→ Your objective
Using the listing below, select the lines with the word "next" and copy them.

→ Data to use
────

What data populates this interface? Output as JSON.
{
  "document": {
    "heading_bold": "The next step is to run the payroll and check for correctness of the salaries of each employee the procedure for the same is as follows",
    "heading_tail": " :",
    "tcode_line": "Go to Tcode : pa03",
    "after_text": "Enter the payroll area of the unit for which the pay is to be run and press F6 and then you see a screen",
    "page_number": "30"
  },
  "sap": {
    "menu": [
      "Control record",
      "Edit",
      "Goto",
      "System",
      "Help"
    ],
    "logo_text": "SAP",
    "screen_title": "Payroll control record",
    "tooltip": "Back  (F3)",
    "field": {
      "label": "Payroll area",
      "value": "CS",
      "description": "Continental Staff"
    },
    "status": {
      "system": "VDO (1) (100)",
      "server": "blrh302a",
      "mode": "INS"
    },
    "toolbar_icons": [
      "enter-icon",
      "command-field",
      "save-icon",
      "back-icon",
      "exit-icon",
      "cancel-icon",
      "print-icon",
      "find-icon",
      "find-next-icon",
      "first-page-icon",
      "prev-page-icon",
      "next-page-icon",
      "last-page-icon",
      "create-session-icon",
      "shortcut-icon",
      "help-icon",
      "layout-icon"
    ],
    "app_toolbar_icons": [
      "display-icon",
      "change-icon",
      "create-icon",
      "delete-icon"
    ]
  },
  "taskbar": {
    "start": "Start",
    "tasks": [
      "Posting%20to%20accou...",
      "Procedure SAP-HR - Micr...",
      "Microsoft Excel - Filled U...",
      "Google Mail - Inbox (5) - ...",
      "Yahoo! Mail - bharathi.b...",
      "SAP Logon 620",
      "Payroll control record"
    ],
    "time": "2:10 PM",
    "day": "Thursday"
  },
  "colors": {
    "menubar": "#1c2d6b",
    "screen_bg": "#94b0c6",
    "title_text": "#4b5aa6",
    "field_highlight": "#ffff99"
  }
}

────

→ Reply to the exercise
    "heading_bold": "The next step is to run the payroll and check for correctness of the salaries of each employee the procedure for the same is as follows",
      "find-next-icon",
      "next-page-icon",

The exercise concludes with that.